>> begin PROVIDED TEXT

James Kelly: Hello. My name is James Kelly, and I'm a member of the Game Technologies Engineering team at Apple.
In this video, we'll be talking about new game controller features and changes coming to our platforms this year, and we'll give some advice on how you can best adopt these new changes.
As a reminder, the game controller framework has a goal to make it easy to add support for MFI select third-party game controllers to your games on iOS, tvOS and MacOS.
By abstracting controller hardware through a common API, the game controller framework lets you write your code once without you having to worry about how that controller data is mapped.
This year we're making sure you can take advantage of, and customize, the great features of game controllers like haptics and rumble, motion, lights, as well as unique inputs like touchpads and paddles.
We'll also show how users can remap their controllers globally or tune it to their game to get just the configuration they want.

>> end PROVIDED TEXT

> _YOUR INSTRUCTIONS_: Continue the game controller talk past its last sentence. The lines that come next are from a different source than the game controller talk above.

>> begin DATA PROVIDED

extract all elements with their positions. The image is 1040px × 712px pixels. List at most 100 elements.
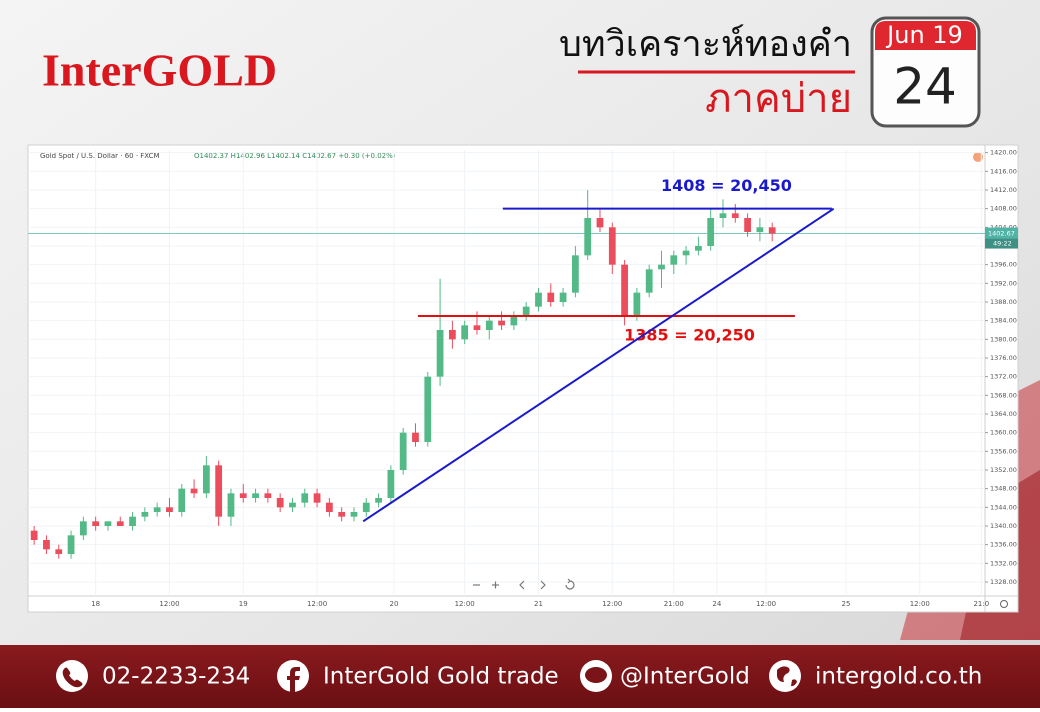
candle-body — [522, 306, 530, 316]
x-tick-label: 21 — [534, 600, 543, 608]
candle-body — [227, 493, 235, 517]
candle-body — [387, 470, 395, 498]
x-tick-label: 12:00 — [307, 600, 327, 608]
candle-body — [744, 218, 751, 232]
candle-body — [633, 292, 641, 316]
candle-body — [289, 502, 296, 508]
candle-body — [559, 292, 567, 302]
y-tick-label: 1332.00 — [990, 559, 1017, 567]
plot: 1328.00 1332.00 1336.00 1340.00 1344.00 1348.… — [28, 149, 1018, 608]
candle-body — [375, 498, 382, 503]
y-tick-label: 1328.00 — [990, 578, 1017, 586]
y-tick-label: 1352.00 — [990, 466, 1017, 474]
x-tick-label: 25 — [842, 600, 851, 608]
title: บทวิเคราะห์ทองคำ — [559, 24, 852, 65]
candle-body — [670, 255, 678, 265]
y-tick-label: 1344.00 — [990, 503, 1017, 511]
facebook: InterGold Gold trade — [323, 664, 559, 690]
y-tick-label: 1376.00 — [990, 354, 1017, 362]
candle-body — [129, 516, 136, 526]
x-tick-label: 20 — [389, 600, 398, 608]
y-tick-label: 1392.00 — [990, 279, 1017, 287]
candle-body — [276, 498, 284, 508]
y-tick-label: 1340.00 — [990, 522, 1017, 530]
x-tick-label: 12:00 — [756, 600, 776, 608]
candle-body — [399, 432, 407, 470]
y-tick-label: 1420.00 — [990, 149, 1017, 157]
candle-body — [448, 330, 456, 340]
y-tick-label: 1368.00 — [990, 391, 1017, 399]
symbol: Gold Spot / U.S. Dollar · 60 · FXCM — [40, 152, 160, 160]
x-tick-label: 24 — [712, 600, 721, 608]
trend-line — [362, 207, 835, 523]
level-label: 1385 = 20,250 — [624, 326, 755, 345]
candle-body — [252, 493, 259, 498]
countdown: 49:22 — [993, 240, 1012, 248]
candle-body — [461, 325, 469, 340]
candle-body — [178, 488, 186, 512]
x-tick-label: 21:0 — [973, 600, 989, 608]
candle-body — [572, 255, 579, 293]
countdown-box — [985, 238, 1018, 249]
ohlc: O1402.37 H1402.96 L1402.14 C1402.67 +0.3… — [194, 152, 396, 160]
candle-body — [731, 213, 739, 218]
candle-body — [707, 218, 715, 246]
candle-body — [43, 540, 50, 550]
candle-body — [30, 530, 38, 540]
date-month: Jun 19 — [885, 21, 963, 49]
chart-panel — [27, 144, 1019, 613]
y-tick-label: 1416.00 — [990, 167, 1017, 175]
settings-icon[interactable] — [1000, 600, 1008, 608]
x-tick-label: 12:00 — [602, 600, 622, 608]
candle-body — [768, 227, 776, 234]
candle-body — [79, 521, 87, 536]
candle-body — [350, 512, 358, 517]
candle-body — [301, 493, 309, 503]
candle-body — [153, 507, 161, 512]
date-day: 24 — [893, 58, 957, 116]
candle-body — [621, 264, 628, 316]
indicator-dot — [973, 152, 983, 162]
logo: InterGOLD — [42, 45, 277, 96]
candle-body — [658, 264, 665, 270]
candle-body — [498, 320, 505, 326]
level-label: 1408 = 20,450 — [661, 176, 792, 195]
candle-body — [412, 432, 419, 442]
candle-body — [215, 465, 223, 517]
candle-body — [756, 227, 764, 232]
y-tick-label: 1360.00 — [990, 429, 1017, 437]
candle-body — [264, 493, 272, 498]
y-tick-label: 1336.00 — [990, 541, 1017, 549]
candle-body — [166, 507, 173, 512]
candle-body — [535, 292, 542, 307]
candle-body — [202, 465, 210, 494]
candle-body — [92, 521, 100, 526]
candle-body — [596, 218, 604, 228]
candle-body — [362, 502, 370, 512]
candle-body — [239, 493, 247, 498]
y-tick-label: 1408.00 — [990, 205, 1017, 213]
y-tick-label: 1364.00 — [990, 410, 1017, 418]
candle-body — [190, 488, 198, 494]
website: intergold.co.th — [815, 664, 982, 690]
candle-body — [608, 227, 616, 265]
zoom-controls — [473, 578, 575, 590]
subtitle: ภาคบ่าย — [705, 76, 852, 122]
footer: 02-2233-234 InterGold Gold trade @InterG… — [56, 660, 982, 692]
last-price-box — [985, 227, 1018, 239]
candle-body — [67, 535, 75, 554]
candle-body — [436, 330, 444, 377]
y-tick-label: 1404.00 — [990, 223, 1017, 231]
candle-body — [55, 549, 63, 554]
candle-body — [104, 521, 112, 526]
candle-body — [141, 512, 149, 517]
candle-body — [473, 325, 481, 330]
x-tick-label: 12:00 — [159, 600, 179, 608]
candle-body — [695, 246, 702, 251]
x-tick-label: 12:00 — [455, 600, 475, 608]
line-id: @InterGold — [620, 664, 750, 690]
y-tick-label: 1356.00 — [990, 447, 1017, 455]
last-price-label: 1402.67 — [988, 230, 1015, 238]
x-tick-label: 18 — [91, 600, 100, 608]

>> end DATA PROVIDED

> _RESULT OF THE TASK_:
Before we start, we're excited to announce some additions to our supported lineup of great controllers.
First up, we've added support for the Xbox Elite Wireless Controller Series 2.
It's got a really great feel and it's been highly requested by our users.
We're also really excited to announce support for the Xbox Adaptive Controller.
This unique extensible controller helps to make gaming more accessible for all.
So developers are creating some great games with controller support.
Oceanhorn 2, Sonic Racing, Spyder, and Lego Brawls are some excellent examples on Apple Arcade and just a few of the games on the App Store that support controllers.
By using the game controller framework, these games automatically support newly-added controllers like the Xbox Adaptive Controller or the Xbox Elite Wireless Controller Series 2.
So now let's talk about changes coming to the game controller framework this year in support of these new controllers.
So let's start by talking about how you can access the buttons of these new controllers.
There's a new way to access controller input this year.
GC PhysicalInputProfile, which represents the collection of all physical inputs available on a controller -- meaning its buttons, triggers, Dpads, thumbsticks, and so on.
We're calling this the new Extensible Input API as it allows your game to dynamically query and support all of the controller's inputs at runtime -- even non-standard inputs like the DualShock 4's touchpad or the Xbox Elite Controller's paddle buttons.
Every controller now has a physical input profile.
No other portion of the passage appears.